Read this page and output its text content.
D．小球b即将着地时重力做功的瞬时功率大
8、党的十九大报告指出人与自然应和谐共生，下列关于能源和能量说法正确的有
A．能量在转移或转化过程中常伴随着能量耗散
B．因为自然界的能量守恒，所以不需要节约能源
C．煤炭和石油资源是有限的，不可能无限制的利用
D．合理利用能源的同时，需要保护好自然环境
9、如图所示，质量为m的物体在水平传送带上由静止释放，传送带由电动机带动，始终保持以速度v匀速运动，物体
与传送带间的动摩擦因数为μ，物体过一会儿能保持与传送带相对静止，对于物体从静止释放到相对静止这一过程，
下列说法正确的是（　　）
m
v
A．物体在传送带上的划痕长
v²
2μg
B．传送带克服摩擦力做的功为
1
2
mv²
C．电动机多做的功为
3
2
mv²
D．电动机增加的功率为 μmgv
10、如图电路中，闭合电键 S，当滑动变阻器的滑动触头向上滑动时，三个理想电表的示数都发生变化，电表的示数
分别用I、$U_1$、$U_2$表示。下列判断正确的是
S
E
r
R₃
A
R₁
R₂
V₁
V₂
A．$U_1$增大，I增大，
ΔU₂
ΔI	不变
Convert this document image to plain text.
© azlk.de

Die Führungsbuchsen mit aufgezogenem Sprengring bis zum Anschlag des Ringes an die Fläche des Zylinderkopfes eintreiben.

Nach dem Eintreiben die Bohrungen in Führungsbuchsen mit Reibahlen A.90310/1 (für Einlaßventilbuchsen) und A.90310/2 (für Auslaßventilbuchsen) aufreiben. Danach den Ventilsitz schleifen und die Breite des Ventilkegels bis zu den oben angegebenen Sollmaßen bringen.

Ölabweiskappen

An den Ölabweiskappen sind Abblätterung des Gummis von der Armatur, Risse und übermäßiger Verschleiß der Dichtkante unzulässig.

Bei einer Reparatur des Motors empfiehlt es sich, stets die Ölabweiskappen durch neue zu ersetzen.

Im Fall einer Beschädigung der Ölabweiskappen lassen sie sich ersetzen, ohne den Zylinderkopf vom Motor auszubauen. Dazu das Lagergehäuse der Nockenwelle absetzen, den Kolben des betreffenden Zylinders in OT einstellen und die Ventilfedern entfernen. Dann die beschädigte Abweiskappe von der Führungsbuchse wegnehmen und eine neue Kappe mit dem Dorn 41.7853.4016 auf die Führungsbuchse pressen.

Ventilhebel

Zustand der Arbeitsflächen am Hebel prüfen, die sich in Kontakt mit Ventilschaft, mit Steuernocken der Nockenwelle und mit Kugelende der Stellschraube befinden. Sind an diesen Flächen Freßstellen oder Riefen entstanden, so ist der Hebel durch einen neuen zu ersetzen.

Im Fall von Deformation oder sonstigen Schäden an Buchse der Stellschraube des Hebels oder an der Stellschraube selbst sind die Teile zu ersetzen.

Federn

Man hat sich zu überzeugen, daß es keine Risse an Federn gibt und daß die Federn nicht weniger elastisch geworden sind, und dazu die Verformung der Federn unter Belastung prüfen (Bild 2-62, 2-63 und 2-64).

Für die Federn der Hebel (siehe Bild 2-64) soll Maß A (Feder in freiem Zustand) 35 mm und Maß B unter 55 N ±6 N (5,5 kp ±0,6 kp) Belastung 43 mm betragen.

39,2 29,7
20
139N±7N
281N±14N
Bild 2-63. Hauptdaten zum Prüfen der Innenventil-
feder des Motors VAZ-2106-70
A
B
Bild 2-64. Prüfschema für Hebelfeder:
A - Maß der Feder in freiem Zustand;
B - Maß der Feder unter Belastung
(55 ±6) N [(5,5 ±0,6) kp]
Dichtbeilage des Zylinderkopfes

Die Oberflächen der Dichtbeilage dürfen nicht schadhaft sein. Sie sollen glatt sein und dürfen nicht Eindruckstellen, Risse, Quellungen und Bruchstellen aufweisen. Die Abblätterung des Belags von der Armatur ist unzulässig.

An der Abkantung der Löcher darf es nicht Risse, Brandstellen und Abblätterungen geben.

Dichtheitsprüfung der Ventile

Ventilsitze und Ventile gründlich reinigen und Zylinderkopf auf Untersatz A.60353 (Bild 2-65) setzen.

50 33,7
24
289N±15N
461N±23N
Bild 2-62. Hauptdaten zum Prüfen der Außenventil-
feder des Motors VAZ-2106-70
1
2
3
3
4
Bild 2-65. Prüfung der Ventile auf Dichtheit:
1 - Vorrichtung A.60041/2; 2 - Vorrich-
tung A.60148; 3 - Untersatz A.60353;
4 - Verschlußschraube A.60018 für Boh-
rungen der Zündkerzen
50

***

**TO BE DONE:** Print the records once more, exactly as they were given.

**TASK SOLUTION:**
Read this page and output its text content.
D．小球b即将着地时重力做功的瞬时功率大
8、党的十九大报告指出人与自然应和谐共生，下列关于能源和能量说法正确的有
A．能量在转移或转化过程中常伴随着能量耗散
B．因为自然界的能量守恒，所以不需要节约能源
C．煤炭和石油资源是有限的，不可能无限制的利用
D．合理利用能源的同时，需要保护好自然环境
9、如图所示，质量为m的物体在水平传送带上由静止释放，传送带由电动机带动，始终保持以速度v匀速运动，物体
与传送带间的动摩擦因数为μ，物体过一会儿能保持与传送带相对静止，对于物体从静止释放到相对静止这一过程，
下列说法正确的是（　　）
m
v
A．物体在传送带上的划痕长
v²
2μg
B．传送带克服摩擦力做的功为
1
2
mv²
C．电动机多做的功为
3
2
mv²
D．电动机增加的功率为 μmgv
10、如图电路中，闭合电键 S，当滑动变阻器的滑动触头向上滑动时，三个理想电表的示数都发生变化，电表的示数
分别用I、$U_1$、$U_2$表示。下列判断正确的是
S
E
r
R₃
A
R₁
R₂
V₁
V₂
A．$U_1$增大，I增大，
ΔU₂
ΔI	不变
Convert this document image to plain text.
© azlk.de

Die Führungsbuchsen mit aufgezogenem Sprengring bis zum Anschlag des Ringes an die Fläche des Zylinderkopfes eintreiben.

Nach dem Eintreiben die Bohrungen in Führungsbuchsen mit Reibahlen A.90310/1 (für Einlaßventilbuchsen) und A.90310/2 (für Auslaßventilbuchsen) aufreiben. Danach den Ventilsitz schleifen und die Breite des Ventilkegels bis zu den oben angegebenen Sollmaßen bringen.

Ölabweiskappen

An den Ölabweiskappen sind Abblätterung des Gummis von der Armatur, Risse und übermäßiger Verschleiß der Dichtkante unzulässig.

Bei einer Reparatur des Motors empfiehlt es sich, stets die Ölabweiskappen durch neue zu ersetzen.

Im Fall einer Beschädigung der Ölabweiskappen lassen sie sich ersetzen, ohne den Zylinderkopf vom Motor auszubauen. Dazu das Lagergehäuse der Nockenwelle absetzen, den Kolben des betreffenden Zylinders in OT einstellen und die Ventilfedern entfernen. Dann die beschädigte Abweiskappe von der Führungsbuchse wegnehmen und eine neue Kappe mit dem Dorn 41.7853.4016 auf die Führungsbuchse pressen.

Ventilhebel

Zustand der Arbeitsflächen am Hebel prüfen, die sich in Kontakt mit Ventilschaft, mit Steuernocken der Nockenwelle und mit Kugelende der Stellschraube befinden. Sind an diesen Flächen Freßstellen oder Riefen entstanden, so ist der Hebel durch einen neuen zu ersetzen.

Im Fall von Deformation oder sonstigen Schäden an Buchse der Stellschraube des Hebels oder an der Stellschraube selbst sind die Teile zu ersetzen.

Federn

Man hat sich zu überzeugen, daß es keine Risse an Federn gibt und daß die Federn nicht weniger elastisch geworden sind, und dazu die Verformung der Federn unter Belastung prüfen (Bild 2-62, 2-63 und 2-64).

Für die Federn der Hebel (siehe Bild 2-64) soll Maß A (Feder in freiem Zustand) 35 mm und Maß B unter 55 N ±6 N (5,5 kp ±0,6 kp) Belastung 43 mm betragen.

39,2 29,7
20
139N±7N
281N±14N
Bild 2-63. Hauptdaten zum Prüfen der Innenventil-
feder des Motors VAZ-2106-70
A
B
Bild 2-64. Prüfschema für Hebelfeder:
A - Maß der Feder in freiem Zustand;
B - Maß der Feder unter Belastung
(55 ±6) N [(5,5 ±0,6) kp]
Dichtbeilage des Zylinderkopfes

Die Oberflächen der Dichtbeilage dürfen nicht schadhaft sein. Sie sollen glatt sein und dürfen nicht Eindruckstellen, Risse, Quellungen und Bruchstellen aufweisen. Die Abblätterung des Belags von der Armatur ist unzulässig.

An der Abkantung der Löcher darf es nicht Risse, Brandstellen und Abblätterungen geben.

Dichtheitsprüfung der Ventile

Ventilsitze und Ventile gründlich reinigen und Zylinderkopf auf Untersatz A.60353 (Bild 2-65) setzen.

50 33,7
24
289N±15N
461N±23N
Bild 2-62. Hauptdaten zum Prüfen der Außenventil-
feder des Motors VAZ-2106-70
1
2
3
3
4
Bild 2-65. Prüfung der Ventile auf Dichtheit:
1 - Vorrichtung A.60041/2; 2 - Vorrich-
tung A.60148; 3 - Untersatz A.60353;
4 - Verschlußschraube A.60018 für Boh-
rungen der Zündkerzen
50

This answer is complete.